Data entries
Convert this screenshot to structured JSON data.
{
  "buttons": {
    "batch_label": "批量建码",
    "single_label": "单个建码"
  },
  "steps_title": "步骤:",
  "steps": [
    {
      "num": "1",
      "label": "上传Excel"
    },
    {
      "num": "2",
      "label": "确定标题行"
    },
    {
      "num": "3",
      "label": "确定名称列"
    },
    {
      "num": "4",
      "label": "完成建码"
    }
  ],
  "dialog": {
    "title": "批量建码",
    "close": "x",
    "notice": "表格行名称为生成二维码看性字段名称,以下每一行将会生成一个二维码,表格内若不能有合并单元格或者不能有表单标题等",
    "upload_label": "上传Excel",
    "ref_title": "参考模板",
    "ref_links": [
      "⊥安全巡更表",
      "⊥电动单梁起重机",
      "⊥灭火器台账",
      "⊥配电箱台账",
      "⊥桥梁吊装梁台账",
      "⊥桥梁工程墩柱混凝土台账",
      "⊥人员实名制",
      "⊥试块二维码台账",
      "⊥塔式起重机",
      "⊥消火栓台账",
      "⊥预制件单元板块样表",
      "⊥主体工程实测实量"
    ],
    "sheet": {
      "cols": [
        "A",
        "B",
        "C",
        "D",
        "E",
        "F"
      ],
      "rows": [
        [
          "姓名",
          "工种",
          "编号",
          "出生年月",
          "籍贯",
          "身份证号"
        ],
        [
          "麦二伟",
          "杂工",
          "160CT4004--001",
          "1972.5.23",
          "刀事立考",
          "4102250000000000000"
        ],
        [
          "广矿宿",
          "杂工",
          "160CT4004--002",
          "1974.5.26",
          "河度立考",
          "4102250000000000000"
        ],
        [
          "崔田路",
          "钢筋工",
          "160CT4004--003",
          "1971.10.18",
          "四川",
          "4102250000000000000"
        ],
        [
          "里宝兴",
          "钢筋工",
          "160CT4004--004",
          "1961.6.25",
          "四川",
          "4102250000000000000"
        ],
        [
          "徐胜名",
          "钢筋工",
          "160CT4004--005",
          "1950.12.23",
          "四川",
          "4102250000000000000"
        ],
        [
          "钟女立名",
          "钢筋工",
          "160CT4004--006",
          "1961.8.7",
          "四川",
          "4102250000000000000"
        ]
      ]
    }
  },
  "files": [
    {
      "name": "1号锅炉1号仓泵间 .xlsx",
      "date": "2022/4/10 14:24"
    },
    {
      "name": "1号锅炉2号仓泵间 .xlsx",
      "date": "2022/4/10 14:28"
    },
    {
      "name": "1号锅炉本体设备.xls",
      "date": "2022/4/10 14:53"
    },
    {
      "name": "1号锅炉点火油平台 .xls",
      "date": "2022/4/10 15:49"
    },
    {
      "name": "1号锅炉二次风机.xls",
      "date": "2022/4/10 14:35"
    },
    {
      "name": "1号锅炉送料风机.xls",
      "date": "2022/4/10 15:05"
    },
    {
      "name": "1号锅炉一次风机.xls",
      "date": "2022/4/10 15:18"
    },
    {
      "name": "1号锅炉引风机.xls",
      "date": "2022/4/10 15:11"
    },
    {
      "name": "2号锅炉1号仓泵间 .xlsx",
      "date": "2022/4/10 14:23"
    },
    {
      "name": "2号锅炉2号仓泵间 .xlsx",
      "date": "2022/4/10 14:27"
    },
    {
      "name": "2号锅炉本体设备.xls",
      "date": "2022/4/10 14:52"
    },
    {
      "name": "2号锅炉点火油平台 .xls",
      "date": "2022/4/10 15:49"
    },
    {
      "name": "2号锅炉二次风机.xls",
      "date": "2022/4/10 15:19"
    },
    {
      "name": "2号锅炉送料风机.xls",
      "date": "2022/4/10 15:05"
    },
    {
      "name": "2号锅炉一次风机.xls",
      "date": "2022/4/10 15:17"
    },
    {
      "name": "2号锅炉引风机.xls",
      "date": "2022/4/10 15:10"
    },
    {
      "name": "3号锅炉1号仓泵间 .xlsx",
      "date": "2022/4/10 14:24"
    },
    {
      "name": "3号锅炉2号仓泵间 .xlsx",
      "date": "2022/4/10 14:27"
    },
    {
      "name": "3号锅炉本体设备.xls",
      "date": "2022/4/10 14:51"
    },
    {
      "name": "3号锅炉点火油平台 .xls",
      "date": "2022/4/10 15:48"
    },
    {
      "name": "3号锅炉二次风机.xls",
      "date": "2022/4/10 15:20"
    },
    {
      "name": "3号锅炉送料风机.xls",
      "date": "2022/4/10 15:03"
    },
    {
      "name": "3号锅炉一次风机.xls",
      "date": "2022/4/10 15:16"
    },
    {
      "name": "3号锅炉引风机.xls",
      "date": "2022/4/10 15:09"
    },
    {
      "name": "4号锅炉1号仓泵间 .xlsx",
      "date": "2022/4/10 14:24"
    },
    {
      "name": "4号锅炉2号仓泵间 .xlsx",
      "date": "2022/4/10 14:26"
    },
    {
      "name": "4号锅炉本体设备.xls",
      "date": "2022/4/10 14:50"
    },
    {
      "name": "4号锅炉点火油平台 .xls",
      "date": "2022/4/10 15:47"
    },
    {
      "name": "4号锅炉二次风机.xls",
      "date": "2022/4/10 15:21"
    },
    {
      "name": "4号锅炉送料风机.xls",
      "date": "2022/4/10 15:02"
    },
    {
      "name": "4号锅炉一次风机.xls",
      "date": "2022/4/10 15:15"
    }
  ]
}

# [Work to do]
Your task is to repeat each line of the material exactly.

# [Result of this exercise]
Convert this screenshot to structured JSON data.
{
  "buttons": {
    "batch_label": "批量建码",
    "single_label": "单个建码"
  },
  "steps_title": "步骤:",
  "steps": [
    {
      "num": "1",
      "label": "上传Excel"
    },
    {
      "num": "2",
      "label": "确定标题行"
    },
    {
      "num": "3",
      "label": "确定名称列"
    },
    {
      "num": "4",
      "label": "完成建码"
    }
  ],
  "dialog": {
    "title": "批量建码",
    "close": "x",
    "notice": "表格行名称为生成二维码看性字段名称,以下每一行将会生成一个二维码,表格内若不能有合并单元格或者不能有表单标题等",
    "upload_label": "上传Excel",
    "ref_title": "参考模板",
    "ref_links": [
      "⊥安全巡更表",
      "⊥电动单梁起重机",
      "⊥灭火器台账",
      "⊥配电箱台账",
      "⊥桥梁吊装梁台账",
      "⊥桥梁工程墩柱混凝土台账",
      "⊥人员实名制",
      "⊥试块二维码台账",
      "⊥塔式起重机",
      "⊥消火栓台账",
      "⊥预制件单元板块样表",
      "⊥主体工程实测实量"
    ],
    "sheet": {
      "cols": [
        "A",
        "B",
        "C",
        "D",
        "E",
        "F"
      ],
      "rows": [
        [
          "姓名",
          "工种",
          "编号",
          "出生年月",
          "籍贯",
          "身份证号"
        ],
        [
          "麦二伟",
          "杂工",
          "160CT4004--001",
          "1972.5.23",
          "刀事立考",
          "4102250000000000000"
        ],
        [
          "广矿宿",
          "杂工",
          "160CT4004--002",
          "1974.5.26",
          "河度立考",
          "4102250000000000000"
        ],
        [
          "崔田路",
          "钢筋工",
          "160CT4004--003",
          "1971.10.18",
          "四川",
          "4102250000000000000"
        ],
        [
          "里宝兴",
          "钢筋工",
          "160CT4004--004",
          "1961.6.25",
          "四川",
          "4102250000000000000"
        ],
        [
          "徐胜名",
          "钢筋工",
          "160CT4004--005",
          "1950.12.23",
          "四川",
          "4102250000000000000"
        ],
        [
          "钟女立名",
          "钢筋工",
          "160CT4004--006",
          "1961.8.7",
          "四川",
          "4102250000000000000"
        ]
      ]
    }
  },
  "files": [
    {
      "name": "1号锅炉1号仓泵间 .xlsx",
      "date": "2022/4/10 14:24"
    },
    {
      "name": "1号锅炉2号仓泵间 .xlsx",
      "date": "2022/4/10 14:28"
    },
    {
      "name": "1号锅炉本体设备.xls",
      "date": "2022/4/10 14:53"
    },
    {
      "name": "1号锅炉点火油平台 .xls",
      "date": "2022/4/10 15:49"
    },
    {
      "name": "1号锅炉二次风机.xls",
      "date": "2022/4/10 14:35"
    },
    {
      "name": "1号锅炉送料风机.xls",
      "date": "2022/4/10 15:05"
    },
    {
      "name": "1号锅炉一次风机.xls",
      "date": "2022/4/10 15:18"
    },
    {
      "name": "1号锅炉引风机.xls",
      "date": "2022/4/10 15:11"
    },
    {
      "name": "2号锅炉1号仓泵间 .xlsx",
      "date": "2022/4/10 14:23"
    },
    {
      "name": "2号锅炉2号仓泵间 .xlsx",
      "date": "2022/4/10 14:27"
    },
    {
      "name": "2号锅炉本体设备.xls",
      "date": "2022/4/10 14:52"
    },
    {
      "name": "2号锅炉点火油平台 .xls",
      "date": "2022/4/10 15:49"
    },
    {
      "name": "2号锅炉二次风机.xls",
      "date": "2022/4/10 15:19"
    },
    {
      "name": "2号锅炉送料风机.xls",
      "date": "2022/4/10 15:05"
    },
    {
      "name": "2号锅炉一次风机.xls",
      "date": "2022/4/10 15:17"
    },
    {
      "name": "2号锅炉引风机.xls",
      "date": "2022/4/10 15:10"
    },
    {
      "name": "3号锅炉1号仓泵间 .xlsx",
      "date": "2022/4/10 14:24"
    },
    {
      "name": "3号锅炉2号仓泵间 .xlsx",
      "date": "2022/4/10 14:27"
    },
    {
      "name": "3号锅炉本体设备.xls",
      "date": "2022/4/10 14:51"
    },
    {
      "name": "3号锅炉点火油平台 .xls",
      "date": "2022/4/10 15:48"
    },
    {
      "name": "3号锅炉二次风机.xls",
      "date": "2022/4/10 15:20"
    },
    {
      "name": "3号锅炉送料风机.xls",
      "date": "2022/4/10 15:03"
    },
    {
      "name": "3号锅炉一次风机.xls",
      "date": "2022/4/10 15:16"
    },
    {
      "name": "3号锅炉引风机.xls",
      "date": "2022/4/10 15:09"
    },
    {
      "name": "4号锅炉1号仓泵间 .xlsx",
      "date": "2022/4/10 14:24"
    },
    {
      "name": "4号锅炉2号仓泵间 .xlsx",
      "date": "2022/4/10 14:26"
    },
    {
      "name": "4号锅炉本体设备.xls",
      "date": "2022/4/10 14:50"
    },
    {
      "name": "4号锅炉点火油平台 .xls",
      "date": "2022/4/10 15:47"
    },
    {
      "name": "4号锅炉二次风机.xls",
      "date": "2022/4/10 15:21"
    },
    {
      "name": "4号锅炉送料风机.xls",
      "date": "2022/4/10 15:02"
    },
    {
      "name": "4号锅炉一次风机.xls",
      "date": "2022/4/10 15:15"
    }
  ]
}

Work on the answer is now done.